▶ [任务目标] 请把下文 HBase 编程练习中的句子“向已经创建好的表添加和删除指定的列族或列。”翻译成英文。

1. 编程实现以下指定功能，并用 Hadoop 提供的 HBase Shell 命令完成相同的任务。

（1）列出 HBase 所有表的相关信息，如表名、创建时间等。

① Shell 命令

shell 复制代码

hbase> list

② Java代码

java 复制代码

public static void listTables() throws IOException {
    init(); // 建立连接
    List<TableDescriptor> tableDescriptors = admin.listTableDescriptors();
    for (TableDescriptor tableDescriptor : tableDescriptors) {
        TableName tableName = tableDescriptor.getTableName();
        System.out.println("Table: " + tableName);
    }
    close(); // 关闭连接
}

（2）在终端输出指定表的所有记录数据。

① Shell 命令

shell 复制代码

hbase> scan 's1'

② Java 代码

java 复制代码

// 在终端打印出指定的表的所有记录数据
public static void getData(String tableName) throws IOException {
    init();
    Table table = connection.getTable(TableName.valueOf(tableName));
    Scan scan = new Scan();
    ResultScanner scanner = table.getScanner(scan);// 获取行的遍历器
    for (Result result : scanner) {
        printRecoder(result);
    }
    close();
}

// 打印一条记录的详情
public static void printRecoder(Result result) throws IOException {
    for (Cell cell : result.rawCells()) {
        System.out.print("行健: " + new String(Bytes.toString(cell.getRowArray(), cell.getRowOffset(), cell.getRowLength())));
        System.out.print("列簇: " + new String(Bytes.toString(cell.getFamilyArray(), cell.getFamilyOffset(), cell.getFamilyLength())));
        System.out.print(" 列: " + new String(Bytes.toString(cell.getQualifierArray(), cell.getQualifierOffset(), cell.getQualifierLength())));
        System.out.print(" 值: " + new String(Bytes.toString(cell.getValueArray(), cell.getValueOffset(), cell.getValueLength())));
        System.out.println("时间戳: " + cell.getTimestamp());
    }
}

（3）向已经创建好的表添加和删除指定的列族或列。

▶ [数据列表]
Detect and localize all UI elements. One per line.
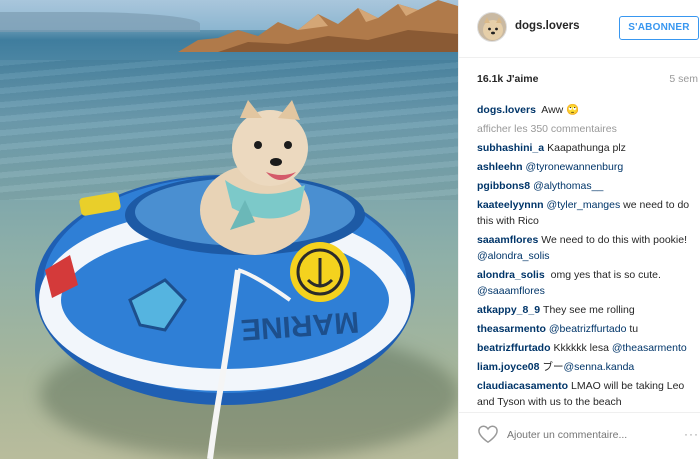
- comment-user[interactable]: ashleehn: [477, 161, 523, 173]
- post-photo[interactable]: MARINE: [0, 0, 458, 459]
- comment-mention[interactable]: @alondra_solis: [477, 250, 550, 262]
- likes-count[interactable]: 16.1k J'aime: [477, 73, 700, 85]
- instagram-post: MARINE dogs.lovers S'ABONNER 16.1k J'aim…: [0, 0, 700, 459]
- comment-user[interactable]: claudiacasamento: [477, 380, 568, 392]
- more-options-icon[interactable]: ···: [684, 427, 699, 441]
- comment-mention[interactable]: @tyronewannenburg: [526, 161, 624, 173]
- comment-user[interactable]: pgibbons8: [477, 180, 530, 192]
- avatar[interactable]: [477, 12, 507, 42]
- comment-text: We need to do this with pookie!: [541, 234, 688, 246]
- comment-item: beatrizffurtado Kkkkkk lesa­ @theasarment…: [477, 340, 700, 356]
- comment-item: pgibbons8 @alythomas__: [477, 178, 700, 194]
- comment-text: They see me rolling: [543, 304, 635, 316]
- comment-text: Kkkkkk lesa­: [553, 342, 609, 354]
- comment-mention[interactable]: @senna.kanda: [563, 361, 634, 373]
- comment-item: theasarmento @beatrizffurtado tu: [477, 321, 700, 337]
- post-header: dogs.lovers S'ABONNER: [459, 0, 700, 58]
- comment-item: liam.joyce08 ブー@senna.kanda: [477, 359, 700, 375]
- comment-user[interactable]: saaamflores: [477, 234, 538, 246]
- comment-mention[interactable]: @theasarmento: [612, 342, 687, 354]
- comment-user[interactable]: beatrizffurtado: [477, 342, 551, 354]
- comment-item: subhashini_a Kaapathunga plz: [477, 140, 700, 156]
- heart-icon[interactable]: [477, 424, 499, 444]
- comment-text: tu: [629, 323, 639, 335]
- comment-item: kaateelyynnn @tyler_manges we need to do …: [477, 197, 700, 229]
- comment-mention[interactable]: @tyler_manges: [547, 199, 621, 211]
- post-username[interactable]: dogs.lovers: [515, 20, 580, 32]
- comment-mention[interactable]: @saaamflores: [477, 285, 545, 297]
- comment-mention[interactable]: @beatrizffurtado: [549, 323, 627, 335]
- caption-user[interactable]: dogs.lovers: [477, 104, 536, 116]
- comment-text: ブー: [542, 361, 564, 373]
- comment-user[interactable]: kaateelyynnn: [477, 199, 544, 211]
- load-more-comments-link[interactable]: afficher les 350 commentaires: [477, 121, 700, 137]
- comment-item: saaamflores We need to do this with pooki…: [477, 232, 700, 264]
- add-comment-input[interactable]: [507, 427, 677, 443]
- comment-item: ashleehn @tyronewannenburg: [477, 159, 700, 175]
- comment-user[interactable]: atkappy_8_9: [477, 304, 540, 316]
- comment-user[interactable]: subhashini_a: [477, 142, 544, 154]
- dog-avatar-icon: [478, 13, 506, 41]
- comments-list: dogs.lovers Aww 🙄 afficher les 350 comme…: [477, 102, 700, 407]
- comment-item: atkappy_8_9 They see me rolling: [477, 302, 700, 318]
- comment-user[interactable]: theasarmento: [477, 323, 546, 335]
- comment-user[interactable]: liam.joyce08: [477, 361, 539, 373]
- post-actions: ···: [459, 412, 700, 459]
- comment-mention[interactable]: @alythomas__: [533, 180, 603, 192]
- comment-item: alondra_solis ­­­ omg yes that is so cute…: [477, 267, 700, 299]
- raft-with-dog: MARINE: [35, 100, 415, 459]
- comment-text: Kaapathunga plz: [547, 142, 626, 154]
- caption: dogs.lovers Aww 🙄: [477, 102, 700, 118]
- post-timestamp[interactable]: 5 sem: [669, 73, 698, 85]
- comment-item: claudiacasamento LMAO will be taking Leo …: [477, 378, 700, 407]
- caption-text: Aww 🙄: [541, 104, 580, 116]
- comment-user[interactable]: alondra_solis: [477, 269, 545, 281]
- follow-button[interactable]: S'ABONNER: [619, 16, 699, 40]
- comment-text: ­­­ omg yes that is so cute.: [547, 269, 661, 281]
- post-sidebar: dogs.lovers S'ABONNER 16.1k J'aime 5 sem…: [458, 0, 700, 459]
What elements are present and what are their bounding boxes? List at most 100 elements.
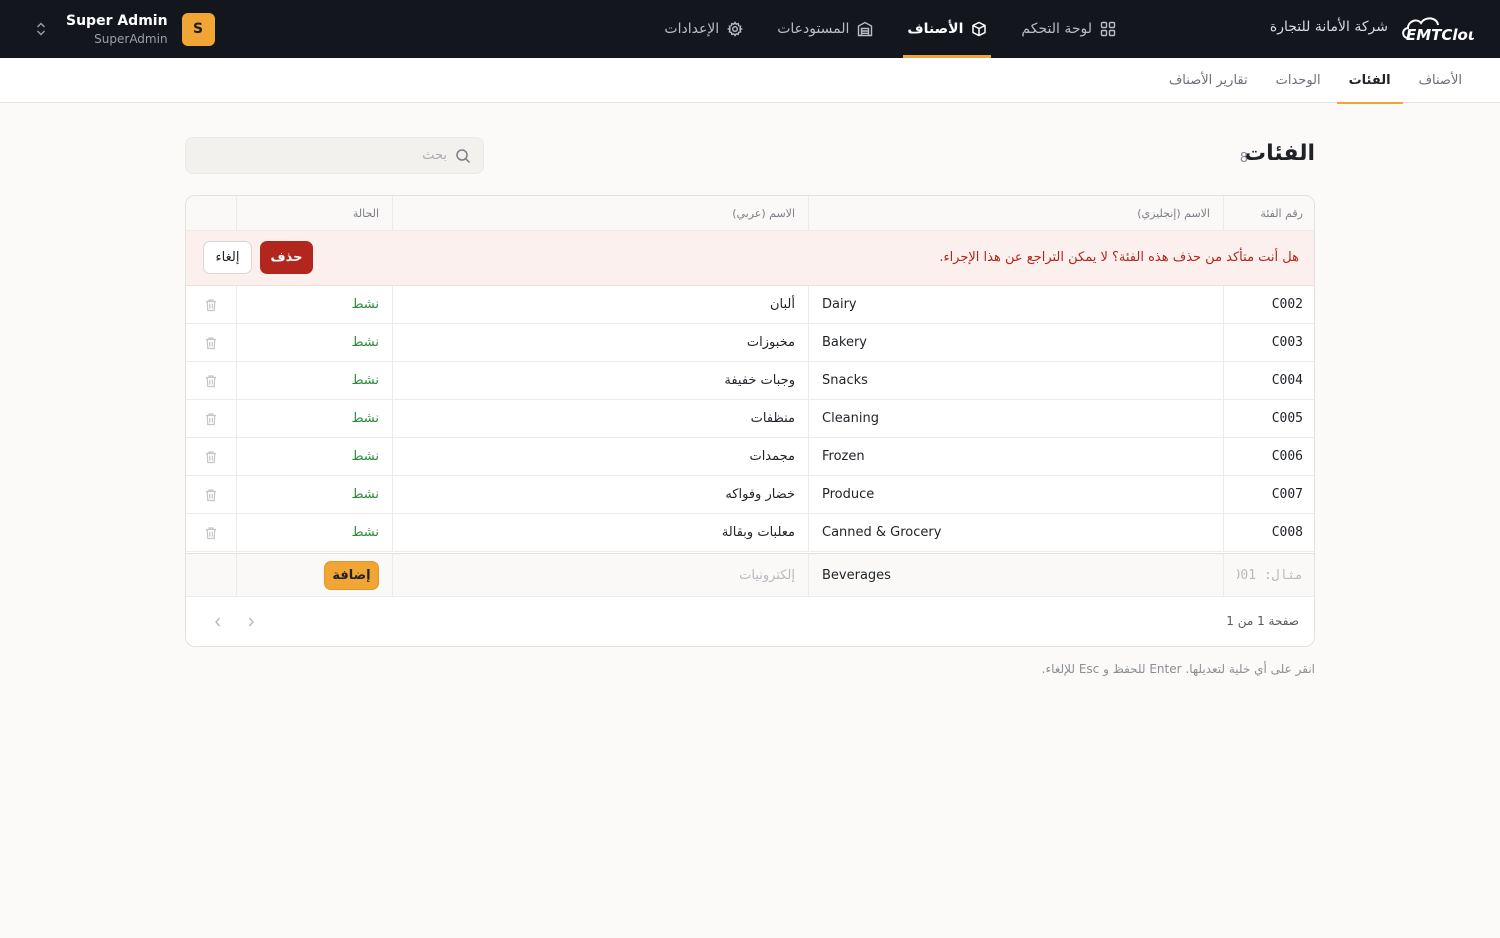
delete-row-button[interactable] <box>186 514 236 551</box>
categories-table: رقم الفئة الاسم (إنجليزي) الاسم (عربي) ا… <box>185 195 1315 647</box>
emtcloud-logo[interactable]: EMTCloud <box>1400 12 1474 46</box>
edit-hint: انقر على أي خلية لتعديلها. Enter للحفظ و… <box>1041 662 1315 676</box>
trash-icon <box>206 336 216 349</box>
search-box <box>185 137 484 174</box>
pagination: صفحة 1 من 1 <box>186 597 1314 646</box>
nav-item-items[interactable]: الأصناف <box>903 0 992 58</box>
cell-code[interactable]: C005 <box>1223 400 1314 437</box>
tab-categories[interactable]: الفئات <box>1336 58 1403 104</box>
cell-name-en-text: Canned & Grocery <box>822 525 942 540</box>
cell-status[interactable]: نشط <box>236 362 392 399</box>
new-status-cell: إضافة <box>236 554 392 596</box>
tab-item-reports[interactable]: تقارير الأصناف <box>1157 58 1260 103</box>
nav-item-dashboard[interactable]: لوحة التحكم <box>1017 0 1120 58</box>
cell-name-en[interactable]: Cleaning <box>808 400 1223 437</box>
new-name-ar-cell <box>392 554 808 596</box>
cell-name-en-text: Dairy <box>822 297 857 312</box>
cell-name-ar[interactable]: مجمدات <box>392 438 808 475</box>
tab-items[interactable]: الأصناف <box>1407 58 1474 103</box>
new-row-actions <box>186 554 236 596</box>
chevron-left-icon <box>215 617 221 627</box>
cell-name-en[interactable]: Produce <box>808 476 1223 513</box>
chevron-right-icon <box>248 617 254 627</box>
top-navbar: EMTCloud شركة الأمانة للتجارة لوحة التحك… <box>0 0 1500 58</box>
cell-status[interactable]: نشط <box>236 476 392 513</box>
cell-code[interactable]: C008 <box>1223 514 1314 551</box>
user-role: SuperAdmin <box>94 31 168 46</box>
cell-code[interactable]: C002 <box>1223 286 1314 323</box>
delete-row-button[interactable] <box>186 362 236 399</box>
delete-confirmation-message: هل أنت متأكد من حذف هذه الفئة؟ لا يمكن ا… <box>939 250 1299 265</box>
page-title: الفئات <box>1244 141 1315 166</box>
cell-status[interactable]: نشط <box>236 438 392 475</box>
add-category-row: إضافة <box>186 553 1314 597</box>
cell-code[interactable]: C006 <box>1223 438 1314 475</box>
avatar[interactable]: S <box>181 12 215 46</box>
confirm-delete-button[interactable]: حذف <box>260 241 313 274</box>
user-menu[interactable]: Super Admin SuperAdmin S <box>30 0 215 58</box>
company-name: شركة الأمانة للتجارة <box>1269 19 1388 35</box>
nav-item-label: المستودعات <box>777 21 850 37</box>
cancel-delete-button[interactable]: إلغاء <box>203 241 252 274</box>
delete-row-button[interactable] <box>186 476 236 513</box>
add-button[interactable]: إضافة <box>324 560 379 590</box>
table-row[interactable]: C007 Produce خضار وفواكه نشط <box>186 476 1314 514</box>
table-row[interactable]: C006 Frozen مجمدات نشط <box>186 438 1314 476</box>
cell-name-en[interactable]: Frozen <box>808 438 1223 475</box>
cell-status[interactable]: نشط <box>236 286 392 323</box>
cell-code[interactable]: C003 <box>1223 324 1314 361</box>
table-row[interactable]: C008 Canned & Grocery معلبات وبقالة نشط <box>186 514 1314 552</box>
cell-name-ar[interactable]: وجبات خفيفة <box>392 362 808 399</box>
dashboard-icon <box>1100 21 1116 37</box>
delete-row-button[interactable] <box>186 438 236 475</box>
cell-name-ar[interactable]: مخبوزات <box>392 324 808 361</box>
nav-item-settings[interactable]: الإعدادات <box>660 0 747 58</box>
cell-code[interactable]: C004 <box>1223 362 1314 399</box>
box-icon <box>972 21 987 37</box>
cell-code[interactable]: C007 <box>1223 476 1314 513</box>
category-count-badge: 8 <box>1239 151 1248 166</box>
cell-name-en-text: Frozen <box>822 449 865 464</box>
table-row[interactable]: C005 Cleaning منظفات نشط <box>186 400 1314 438</box>
cell-name-ar[interactable]: معلبات وبقالة <box>392 514 808 551</box>
cell-name-ar[interactable]: ألبان <box>392 286 808 323</box>
trash-icon <box>206 450 216 463</box>
cell-status[interactable]: نشط <box>236 514 392 551</box>
cell-name-en-text: Produce <box>822 487 875 502</box>
warehouse-icon <box>858 21 873 37</box>
new-code-input[interactable] <box>1237 567 1303 583</box>
tab-units[interactable]: الوحدات <box>1264 58 1333 103</box>
new-name-en-cell <box>808 554 1223 596</box>
delete-row-button[interactable] <box>186 324 236 361</box>
next-page-button[interactable] <box>242 613 260 631</box>
table-row[interactable]: C003 Bakery مخبوزات نشط <box>186 324 1314 362</box>
column-header-status[interactable]: الحالة <box>236 196 392 230</box>
nav-item-warehouses[interactable]: المستودعات <box>773 0 877 58</box>
nav-item-label: الإعدادات <box>664 21 720 37</box>
column-header-name-en[interactable]: الاسم (إنجليزي) <box>808 196 1223 230</box>
column-header-name-ar[interactable]: الاسم (عربي) <box>392 196 808 230</box>
column-header-code[interactable]: رقم الفئة <box>1223 196 1314 230</box>
delete-row-button[interactable] <box>186 400 236 437</box>
new-name-en-input[interactable] <box>822 567 1210 583</box>
user-name: Super Admin <box>66 12 168 29</box>
cell-name-en[interactable]: Bakery <box>808 324 1223 361</box>
cell-name-en[interactable]: Snacks <box>808 362 1223 399</box>
chevron-updown-icon[interactable] <box>30 18 52 40</box>
cell-name-ar[interactable]: منظفات <box>392 400 808 437</box>
cell-name-en[interactable]: Dairy <box>808 286 1223 323</box>
cell-name-ar[interactable]: خضار وفواكه <box>392 476 808 513</box>
cell-status[interactable]: نشط <box>236 400 392 437</box>
cell-status[interactable]: نشط <box>236 324 392 361</box>
table-row[interactable]: C002 Dairy ألبان نشط <box>186 286 1314 324</box>
delete-row-button[interactable] <box>186 286 236 323</box>
table-header: رقم الفئة الاسم (إنجليزي) الاسم (عربي) ا… <box>186 196 1314 231</box>
trash-icon <box>206 374 216 387</box>
user-info: Super Admin SuperAdmin <box>66 13 168 46</box>
new-name-ar-input[interactable] <box>406 567 795 583</box>
table-row[interactable]: C004 Snacks وجبات خفيفة نشط <box>186 362 1314 400</box>
new-code-cell <box>1223 554 1314 596</box>
previous-page-button[interactable] <box>209 613 227 631</box>
search-input[interactable] <box>207 148 447 163</box>
cell-name-en[interactable]: Canned & Grocery <box>808 514 1223 551</box>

▶ [任务答案] Add and delete specified column families or columns in a table that has already been created.